[YOUR OBJECTIVE]
Your task is to return, word for word, only the lines from the line with "Read this page and output its text content." through the close of the data. Exclude all pictures.

────

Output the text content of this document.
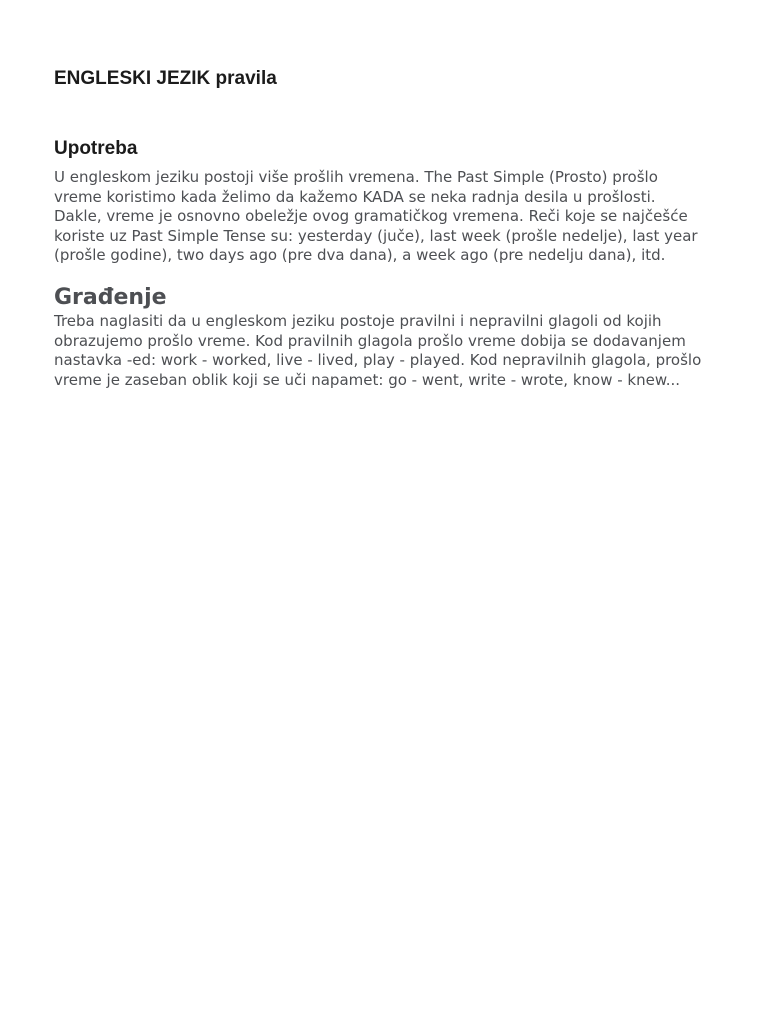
ENGLESKI JEZIK pravila
Upotreba

U engleskom jeziku postoji više prošlih vremena. The Past Simple (Prosto) prošlo vreme koristimo kada želimo da kažemo KADA se neka radnja desila u prošlosti. Dakle, vreme je osnovno obeležje ovog gramatičkog vremena. Reči koje se najčešće koriste uz Past Simple Tense su: yesterday (juče), last week (prošle nedelje), last year (prošle godine), two days ago (pre dva dana), a week ago (pre nedelju dana), itd.

Građenje

Treba naglasiti da u engleskom jeziku postoje pravilni i nepravilni glagoli od kojih obrazujemo prošlo vreme. Kod pravilnih glagola prošlo vreme dobija se dodavanjem nastavka -ed: work - worked, live - lived, play - played. Kod nepravilnih glagola, prošlo vreme je zaseban oblik koji se uči napamet: go - went, write - wrote, know - knew...
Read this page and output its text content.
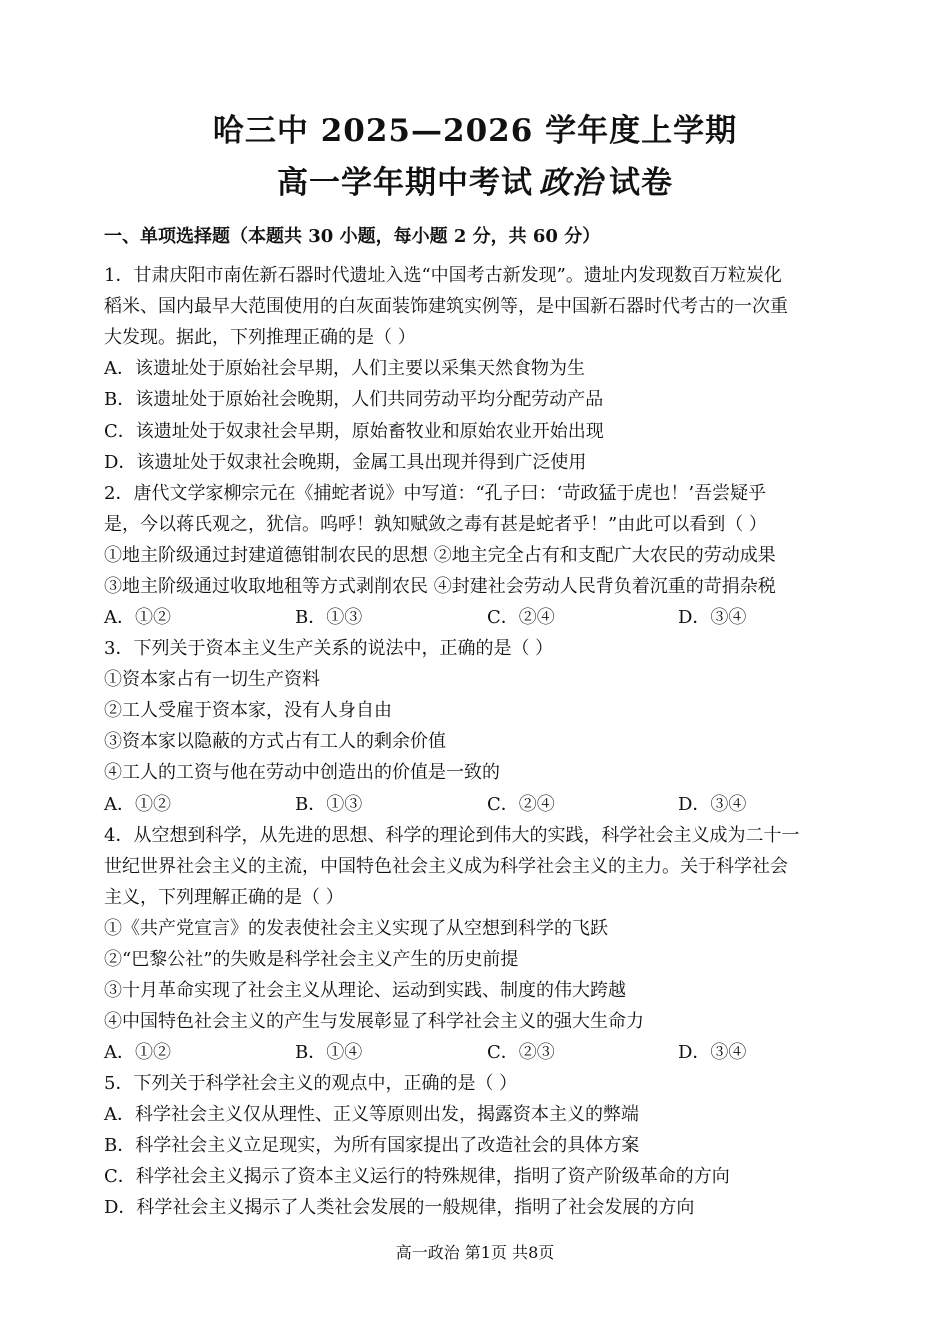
哈三中 2025—2026 学年度上学期
高一学年期中考试 政治 试卷
一、单项选择题（本题共 30 小题，每小题 2 分，共 60 分）
1．甘肃庆阳市南佐新石器时代遗址入选“中国考古新发现”。遗址内发现数百万粒炭化
稻米、国内最早大范围使用的白灰面装饰建筑实例等，是中国新石器时代考古的一次重
大发现。据此，下列推理正确的是（ ）
A．该遗址处于原始社会早期，人们主要以采集天然食物为生
B．该遗址处于原始社会晚期，人们共同劳动平均分配劳动产品
C．该遗址处于奴隶社会早期，原始畜牧业和原始农业开始出现
D．该遗址处于奴隶社会晚期，金属工具出现并得到广泛使用
2．唐代文学家柳宗元在《捕蛇者说》中写道：“孔子曰：‘苛政猛于虎也！’吾尝疑乎
是，今以蒋氏观之，犹信。呜呼！孰知赋敛之毒有甚是蛇者乎！”由此可以看到（ ）
①地主阶级通过封建道德钳制农民的思想 ②地主完全占有和支配广大农民的劳动成果
③地主阶级通过收取地租等方式剥削农民 ④封建社会劳动人民背负着沉重的苛捐杂税
A．①②	B．①③	C．②④	D．③④
3．下列关于资本主义生产关系的说法中，正确的是（ ）
①资本家占有一切生产资料
②工人受雇于资本家，没有人身自由
③资本家以隐蔽的方式占有工人的剩余价值
④工人的工资与他在劳动中创造出的价值是一致的
A．①②	B．①③	C．②④	D．③④
4．从空想到科学，从先进的思想、科学的理论到伟大的实践，科学社会主义成为二十一
世纪世界社会主义的主流，中国特色社会主义成为科学社会主义的主力。关于科学社会
主义，下列理解正确的是（ ）
①《共产党宣言》的发表使社会主义实现了从空想到科学的飞跃
②“巴黎公社”的失败是科学社会主义产生的历史前提
③十月革命实现了社会主义从理论、运动到实践、制度的伟大跨越
④中国特色社会主义的产生与发展彰显了科学社会主义的强大生命力
A．①②	B．①④	C．②③	D．③④
5．下列关于科学社会主义的观点中，正确的是（ ）
A．科学社会主义仅从理性、正义等原则出发，揭露资本主义的弊端
B．科学社会主义立足现实，为所有国家提出了改造社会的具体方案
C．科学社会主义揭示了资本主义运行的特殊规律，指明了资产阶级革命的方向
D．科学社会主义揭示了人类社会发展的一般规律，指明了社会发展的方向
高一政治 第1页 共8页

────

[OUTPUT OF THE EXERCISE]
Read this page and output its text content.
哈三中 2025—2026 学年度上学期
高一学年期中考试 政治 试卷
一、单项选择题（本题共 30 小题，每小题 2 分，共 60 分）
1．甘肃庆阳市南佐新石器时代遗址入选“中国考古新发现”。遗址内发现数百万粒炭化
稻米、国内最早大范围使用的白灰面装饰建筑实例等，是中国新石器时代考古的一次重
大发现。据此，下列推理正确的是（ ）
A．该遗址处于原始社会早期，人们主要以采集天然食物为生
B．该遗址处于原始社会晚期，人们共同劳动平均分配劳动产品
C．该遗址处于奴隶社会早期，原始畜牧业和原始农业开始出现
D．该遗址处于奴隶社会晚期，金属工具出现并得到广泛使用
2．唐代文学家柳宗元在《捕蛇者说》中写道：“孔子曰：‘苛政猛于虎也！’吾尝疑乎
是，今以蒋氏观之，犹信。呜呼！孰知赋敛之毒有甚是蛇者乎！”由此可以看到（ ）
①地主阶级通过封建道德钳制农民的思想 ②地主完全占有和支配广大农民的劳动成果
③地主阶级通过收取地租等方式剥削农民 ④封建社会劳动人民背负着沉重的苛捐杂税
A．①②	B．①③	C．②④	D．③④
3．下列关于资本主义生产关系的说法中，正确的是（ ）
①资本家占有一切生产资料
②工人受雇于资本家，没有人身自由
③资本家以隐蔽的方式占有工人的剩余价值
④工人的工资与他在劳动中创造出的价值是一致的
A．①②	B．①③	C．②④	D．③④
4．从空想到科学，从先进的思想、科学的理论到伟大的实践，科学社会主义成为二十一
世纪世界社会主义的主流，中国特色社会主义成为科学社会主义的主力。关于科学社会
主义，下列理解正确的是（ ）
①《共产党宣言》的发表使社会主义实现了从空想到科学的飞跃
②“巴黎公社”的失败是科学社会主义产生的历史前提
③十月革命实现了社会主义从理论、运动到实践、制度的伟大跨越
④中国特色社会主义的产生与发展彰显了科学社会主义的强大生命力
A．①②	B．①④	C．②③	D．③④
5．下列关于科学社会主义的观点中，正确的是（ ）
A．科学社会主义仅从理性、正义等原则出发，揭露资本主义的弊端
B．科学社会主义立足现实，为所有国家提出了改造社会的具体方案
C．科学社会主义揭示了资本主义运行的特殊规律，指明了资产阶级革命的方向
D．科学社会主义揭示了人类社会发展的一般规律，指明了社会发展的方向
高一政治 第1页 共8页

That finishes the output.